### AVAILABLE DATA ###
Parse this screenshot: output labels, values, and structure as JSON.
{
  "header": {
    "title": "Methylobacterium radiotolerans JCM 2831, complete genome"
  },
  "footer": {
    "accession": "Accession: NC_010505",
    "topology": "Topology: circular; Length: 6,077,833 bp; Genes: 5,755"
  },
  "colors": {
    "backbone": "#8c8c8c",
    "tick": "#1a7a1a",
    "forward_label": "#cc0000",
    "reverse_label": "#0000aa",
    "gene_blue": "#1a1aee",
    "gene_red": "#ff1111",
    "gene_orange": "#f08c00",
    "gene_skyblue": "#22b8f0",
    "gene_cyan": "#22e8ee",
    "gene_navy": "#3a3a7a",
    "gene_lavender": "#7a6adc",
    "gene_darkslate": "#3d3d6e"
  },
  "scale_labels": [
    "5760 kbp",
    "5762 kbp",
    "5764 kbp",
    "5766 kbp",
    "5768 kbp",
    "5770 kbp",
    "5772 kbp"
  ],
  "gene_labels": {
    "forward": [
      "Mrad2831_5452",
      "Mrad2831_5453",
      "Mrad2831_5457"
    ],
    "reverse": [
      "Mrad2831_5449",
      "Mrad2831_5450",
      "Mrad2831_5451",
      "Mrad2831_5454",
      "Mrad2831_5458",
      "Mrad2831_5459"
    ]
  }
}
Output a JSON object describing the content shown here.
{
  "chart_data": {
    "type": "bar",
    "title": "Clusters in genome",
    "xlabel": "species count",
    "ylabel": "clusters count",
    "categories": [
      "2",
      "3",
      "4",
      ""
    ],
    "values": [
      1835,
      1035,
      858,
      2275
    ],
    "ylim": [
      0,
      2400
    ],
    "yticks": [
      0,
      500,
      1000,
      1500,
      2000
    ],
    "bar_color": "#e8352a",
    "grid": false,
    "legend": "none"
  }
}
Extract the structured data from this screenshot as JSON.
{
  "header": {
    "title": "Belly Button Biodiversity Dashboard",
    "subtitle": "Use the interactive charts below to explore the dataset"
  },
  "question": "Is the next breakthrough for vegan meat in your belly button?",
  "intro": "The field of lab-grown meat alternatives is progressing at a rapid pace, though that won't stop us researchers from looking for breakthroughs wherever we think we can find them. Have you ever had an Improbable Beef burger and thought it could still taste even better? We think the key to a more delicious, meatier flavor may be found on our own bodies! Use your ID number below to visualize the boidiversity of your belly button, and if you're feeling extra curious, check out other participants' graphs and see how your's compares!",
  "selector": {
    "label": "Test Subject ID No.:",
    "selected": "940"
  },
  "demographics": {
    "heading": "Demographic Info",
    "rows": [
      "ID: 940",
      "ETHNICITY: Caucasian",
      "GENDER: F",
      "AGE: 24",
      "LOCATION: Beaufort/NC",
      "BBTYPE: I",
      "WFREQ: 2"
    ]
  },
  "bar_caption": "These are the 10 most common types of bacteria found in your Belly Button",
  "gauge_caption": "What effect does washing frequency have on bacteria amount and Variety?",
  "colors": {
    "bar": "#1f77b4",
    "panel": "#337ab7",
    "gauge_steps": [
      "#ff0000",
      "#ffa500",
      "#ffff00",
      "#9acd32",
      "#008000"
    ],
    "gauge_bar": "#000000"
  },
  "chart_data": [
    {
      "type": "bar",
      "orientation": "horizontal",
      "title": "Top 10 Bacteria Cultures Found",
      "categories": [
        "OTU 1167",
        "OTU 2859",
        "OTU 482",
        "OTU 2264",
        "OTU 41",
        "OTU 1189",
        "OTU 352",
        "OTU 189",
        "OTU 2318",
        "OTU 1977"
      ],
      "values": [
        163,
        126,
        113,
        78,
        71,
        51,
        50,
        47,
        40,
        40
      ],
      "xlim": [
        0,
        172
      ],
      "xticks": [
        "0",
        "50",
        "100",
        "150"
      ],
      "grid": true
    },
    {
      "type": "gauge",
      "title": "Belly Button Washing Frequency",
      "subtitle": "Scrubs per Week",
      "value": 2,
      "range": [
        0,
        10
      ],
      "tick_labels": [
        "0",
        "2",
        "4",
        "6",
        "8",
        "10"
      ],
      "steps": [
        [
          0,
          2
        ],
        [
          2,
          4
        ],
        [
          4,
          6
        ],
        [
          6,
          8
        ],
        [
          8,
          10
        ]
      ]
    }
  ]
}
###
### WORK TO COMPLETE
Make an exact copy of the whole listing, so that no line is lost.

### WRITTEN SOLUTION
Parse this screenshot: output labels, values, and structure as JSON.
{
  "header": {
    "title": "Methylobacterium radiotolerans JCM 2831, complete genome"
  },
  "footer": {
    "accession": "Accession: NC_010505",
    "topology": "Topology: circular; Length: 6,077,833 bp; Genes: 5,755"
  },
  "colors": {
    "backbone": "#8c8c8c",
    "tick": "#1a7a1a",
    "forward_label": "#cc0000",
    "reverse_label": "#0000aa",
    "gene_blue": "#1a1aee",
    "gene_red": "#ff1111",
    "gene_orange": "#f08c00",
    "gene_skyblue": "#22b8f0",
    "gene_cyan": "#22e8ee",
    "gene_navy": "#3a3a7a",
    "gene_lavender": "#7a6adc",
    "gene_darkslate": "#3d3d6e"
  },
  "scale_labels": [
    "5760 kbp",
    "5762 kbp",
    "5764 kbp",
    "5766 kbp",
    "5768 kbp",
    "5770 kbp",
    "5772 kbp"
  ],
  "gene_labels": {
    "forward": [
      "Mrad2831_5452",
      "Mrad2831_5453",
      "Mrad2831_5457"
    ],
    "reverse": [
      "Mrad2831_5449",
      "Mrad2831_5450",
      "Mrad2831_5451",
      "Mrad2831_5454",
      "Mrad2831_5458",
      "Mrad2831_5459"
    ]
  }
}
Output a JSON object describing the content shown here.
{
  "chart_data": {
    "type": "bar",
    "title": "Clusters in genome",
    "xlabel": "species count",
    "ylabel": "clusters count",
    "categories": [
      "2",
      "3",
      "4",
      ""
    ],
    "values": [
      1835,
      1035,
      858,
      2275
    ],
    "ylim": [
      0,
      2400
    ],
    "yticks": [
      0,
      500,
      1000,
      1500,
      2000
    ],
    "bar_color": "#e8352a",
    "grid": false,
    "legend": "none"
  }
}
Extract the structured data from this screenshot as JSON.
{
  "header": {
    "title": "Belly Button Biodiversity Dashboard",
    "subtitle": "Use the interactive charts below to explore the dataset"
  },
  "question": "Is the next breakthrough for vegan meat in your belly button?",
  "intro": "The field of lab-grown meat alternatives is progressing at a rapid pace, though that won't stop us researchers from looking for breakthroughs wherever we think we can find them. Have you ever had an Improbable Beef burger and thought it could still taste even better? We think the key to a more delicious, meatier flavor may be found on our own bodies! Use your ID number below to visualize the boidiversity of your belly button, and if you're feeling extra curious, check out other participants' graphs and see how your's compares!",
  "selector": {
    "label": "Test Subject ID No.:",
    "selected": "940"
  },
  "demographics": {
    "heading": "Demographic Info",
    "rows": [
      "ID: 940",
      "ETHNICITY: Caucasian",
      "GENDER: F",
      "AGE: 24",
      "LOCATION: Beaufort/NC",
      "BBTYPE: I",
      "WFREQ: 2"
    ]
  },
  "bar_caption": "These are the 10 most common types of bacteria found in your Belly Button",
  "gauge_caption": "What effect does washing frequency have on bacteria amount and Variety?",
  "colors": {
    "bar": "#1f77b4",
    "panel": "#337ab7",
    "gauge_steps": [
      "#ff0000",
      "#ffa500",
      "#ffff00",
      "#9acd32",
      "#008000"
    ],
    "gauge_bar": "#000000"
  },
  "chart_data": [
    {
      "type": "bar",
      "orientation": "horizontal",
      "title": "Top 10 Bacteria Cultures Found",
      "categories": [
        "OTU 1167",
        "OTU 2859",
        "OTU 482",
        "OTU 2264",
        "OTU 41",
        "OTU 1189",
        "OTU 352",
        "OTU 189",
        "OTU 2318",
        "OTU 1977"
      ],
      "values": [
        163,
        126,
        113,
        78,
        71,
        51,
        50,
        47,
        40,
        40
      ],
      "xlim": [
        0,
        172
      ],
      "xticks": [
        "0",
        "50",
        "100",
        "150"
      ],
      "grid": true
    },
    {
      "type": "gauge",
      "title": "Belly Button Washing Frequency",
      "subtitle": "Scrubs per Week",
      "value": 2,
      "range": [
        0,
        10
      ],
      "tick_labels": [
        "0",
        "2",
        "4",
        "6",
        "8",
        "10"
      ],
      "steps": [
        [
          0,
          2
        ],
        [
          2,
          4
        ],
        [
          4,
          6
        ],
        [
          6,
          8
        ],
        [
          8,
          10
        ]
      ]
    }
  ]
}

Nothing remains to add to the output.